**Directions**. Please extract the lines that run between the one containing "- copy-icon[interactable]: [148, 47, 168, 67]" and the one containing "- minimize-button[interactable]: —: [918, 4, 952, 18]", inclusive, and repeat them character for character.

**Given information**.
------------------------

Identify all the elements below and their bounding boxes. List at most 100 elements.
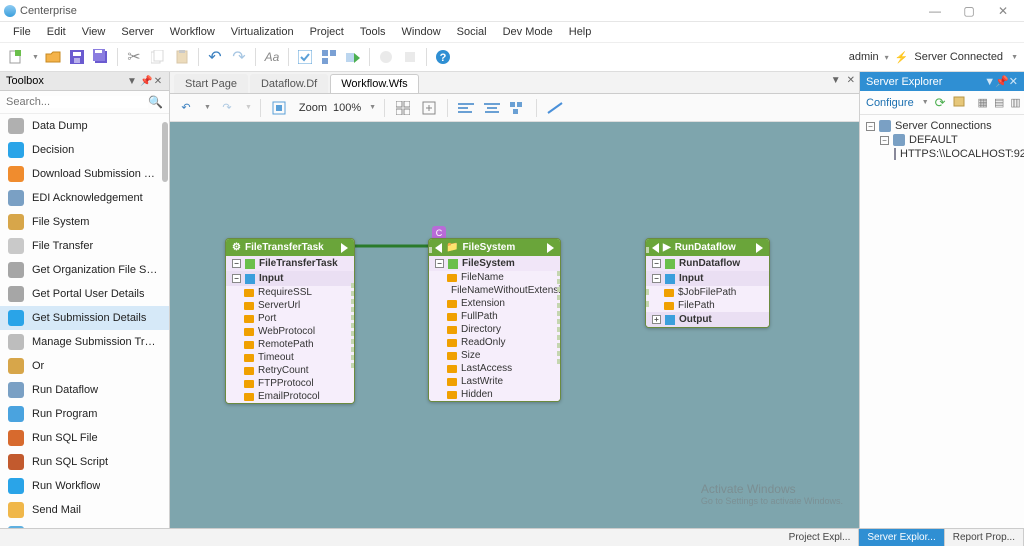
- copy-icon[interactable]: [148, 47, 168, 67]
- node-field[interactable]: Extension: [429, 297, 560, 310]
- node-field[interactable]: LastAccess: [429, 362, 560, 375]
- toolbox-item[interactable]: Run Workflow: [0, 474, 169, 498]
- tab-dropdown-icon[interactable]: ▼: [831, 75, 841, 86]
- minimize-button[interactable]: —: [918, 4, 952, 18]
- dropdown-icon[interactable]: ▼: [922, 99, 929, 106]
- new-icon[interactable]: [6, 47, 26, 67]
- status-server-explorer[interactable]: Server Explor...: [859, 529, 944, 546]
- arrange-icon[interactable]: [508, 98, 528, 118]
- node-filetransfertask[interactable]: ⚙FileTransferTask −FileTransferTask −Inp…: [225, 238, 355, 404]
- dropdown-icon[interactable]: ▼: [127, 76, 137, 87]
- output-port[interactable]: [557, 287, 561, 292]
- node-rundataflow[interactable]: ▶RunDataflow −RunDataflow −Input $JobFil…: [645, 238, 770, 328]
- view-b-icon[interactable]: ▤: [994, 96, 1004, 109]
- output-port[interactable]: [557, 271, 561, 276]
- dropdown-icon[interactable]: ▼: [984, 76, 995, 88]
- menu-social[interactable]: Social: [450, 24, 494, 40]
- output-port[interactable]: [557, 351, 561, 356]
- menu-help[interactable]: Help: [562, 24, 599, 40]
- status-dropdown-icon[interactable]: ▼: [1011, 54, 1018, 61]
- redo-icon[interactable]: ↷: [217, 98, 237, 118]
- tree-default[interactable]: −DEFAULT: [866, 133, 1018, 147]
- node-field[interactable]: Port: [226, 312, 354, 325]
- node-field[interactable]: FTPProtocol: [226, 377, 354, 390]
- save-all-icon[interactable]: [91, 47, 111, 67]
- node-field[interactable]: FileName: [429, 271, 560, 284]
- tool-a-icon[interactable]: [376, 47, 396, 67]
- grid-icon[interactable]: [393, 98, 413, 118]
- output-port[interactable]: [557, 319, 561, 324]
- configure-link[interactable]: Configure: [866, 97, 914, 109]
- output-port[interactable]: [557, 303, 561, 308]
- output-port[interactable]: [557, 311, 561, 316]
- menu-tools[interactable]: Tools: [353, 24, 393, 40]
- search-input[interactable]: [6, 96, 148, 108]
- output-port[interactable]: [351, 291, 355, 296]
- tab-start-page[interactable]: Start Page: [174, 74, 248, 93]
- undo-icon[interactable]: ↶: [176, 98, 196, 118]
- view-a-icon[interactable]: ▦: [978, 96, 988, 109]
- node-field[interactable]: $JobFilePath: [646, 286, 769, 299]
- toolbox-item[interactable]: Download Submission File: [0, 162, 169, 186]
- menu-file[interactable]: File: [6, 24, 38, 40]
- output-port[interactable]: [557, 335, 561, 340]
- collapse-icon[interactable]: −: [232, 274, 241, 283]
- tab-workflow[interactable]: Workflow.Wfs: [330, 74, 418, 93]
- node-field[interactable]: FilePath: [646, 299, 769, 312]
- toolbox-item[interactable]: Send Mail: [0, 498, 169, 522]
- collapse-icon[interactable]: −: [435, 259, 444, 268]
- output-port-icon[interactable]: [756, 243, 763, 253]
- toolbox-item[interactable]: Run SQL File: [0, 426, 169, 450]
- zoom-dropdown-icon[interactable]: ▼: [369, 104, 376, 111]
- output-port[interactable]: [351, 307, 355, 312]
- output-port[interactable]: [557, 327, 561, 332]
- layout-icon[interactable]: [319, 47, 339, 67]
- pin-icon[interactable]: 📌: [140, 76, 150, 87]
- output-port[interactable]: [351, 355, 355, 360]
- node-field[interactable]: LastWrite: [429, 375, 560, 388]
- toolbox-item[interactable]: Manage Submission Transaction: [0, 330, 169, 354]
- dropdown-icon[interactable]: ▼: [32, 54, 39, 61]
- menu-window[interactable]: Window: [395, 24, 448, 40]
- align-center-icon[interactable]: [482, 98, 502, 118]
- collapse-icon[interactable]: −: [866, 122, 875, 131]
- output-port[interactable]: [351, 283, 355, 288]
- node-field[interactable]: Timeout: [226, 351, 354, 364]
- node-field[interactable]: ReadOnly: [429, 336, 560, 349]
- tree-endpoint[interactable]: HTTPS:\\LOCALHOST:9261: [866, 147, 1018, 161]
- toolbox-item[interactable]: Get Submission Details: [0, 306, 169, 330]
- output-port[interactable]: [557, 343, 561, 348]
- user-label[interactable]: admin: [849, 51, 879, 63]
- node-filesystem[interactable]: 📁FileSystem −FileSystem FileNameFileName…: [428, 238, 561, 402]
- toolbox-item[interactable]: Run SQL Script: [0, 450, 169, 474]
- close-icon[interactable]: ✕: [1009, 75, 1018, 88]
- toolbox-item[interactable]: Run Program: [0, 402, 169, 426]
- menu-workflow[interactable]: Workflow: [163, 24, 222, 40]
- collapse-icon[interactable]: −: [232, 259, 241, 268]
- output-port[interactable]: [351, 323, 355, 328]
- user-dropdown-icon[interactable]: ▾: [885, 53, 889, 62]
- tab-close-icon[interactable]: ✕: [847, 75, 855, 86]
- input-port-icon[interactable]: [435, 243, 442, 253]
- save-icon[interactable]: [67, 47, 87, 67]
- refresh-icon[interactable]: ⟳: [935, 95, 946, 111]
- toolbox-item[interactable]: Run Dataflow: [0, 378, 169, 402]
- collapse-icon[interactable]: −: [880, 136, 889, 145]
- toolbox-item[interactable]: Or: [0, 354, 169, 378]
- workflow-canvas[interactable]: C ⚙FileTransferTask −FileTransferTask −I…: [170, 122, 859, 528]
- node-field[interactable]: RetryCount: [226, 364, 354, 377]
- node-field[interactable]: Hidden: [429, 388, 560, 401]
- validate-icon[interactable]: [295, 47, 315, 67]
- toolbox-item[interactable]: Update Submission Status: [0, 522, 169, 528]
- toolbox-item[interactable]: File Transfer: [0, 234, 169, 258]
- output-port[interactable]: [557, 359, 561, 364]
- help-icon[interactable]: ?: [433, 47, 453, 67]
- output-port-icon[interactable]: [547, 243, 554, 253]
- status-project-explorer[interactable]: Project Expl...: [781, 529, 860, 546]
- input-port-icon[interactable]: [652, 243, 659, 253]
- collapse-icon[interactable]: −: [652, 274, 661, 283]
- scrollbar-thumb[interactable]: [162, 122, 168, 182]
- output-port[interactable]: [351, 363, 355, 368]
- close-button[interactable]: ✕: [986, 4, 1020, 18]
- tool-b-icon[interactable]: [400, 47, 420, 67]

------------------------

**Worked answer**.
- copy-icon[interactable]: [148, 47, 168, 67]
- node-field[interactable]: Extension: [429, 297, 560, 310]
- node-field[interactable]: LastAccess: [429, 362, 560, 375]
- toolbox-item[interactable]: Run Workflow: [0, 474, 169, 498]
- tab-dropdown-icon[interactable]: ▼: [831, 75, 841, 86]
- minimize-button[interactable]: —: [918, 4, 952, 18]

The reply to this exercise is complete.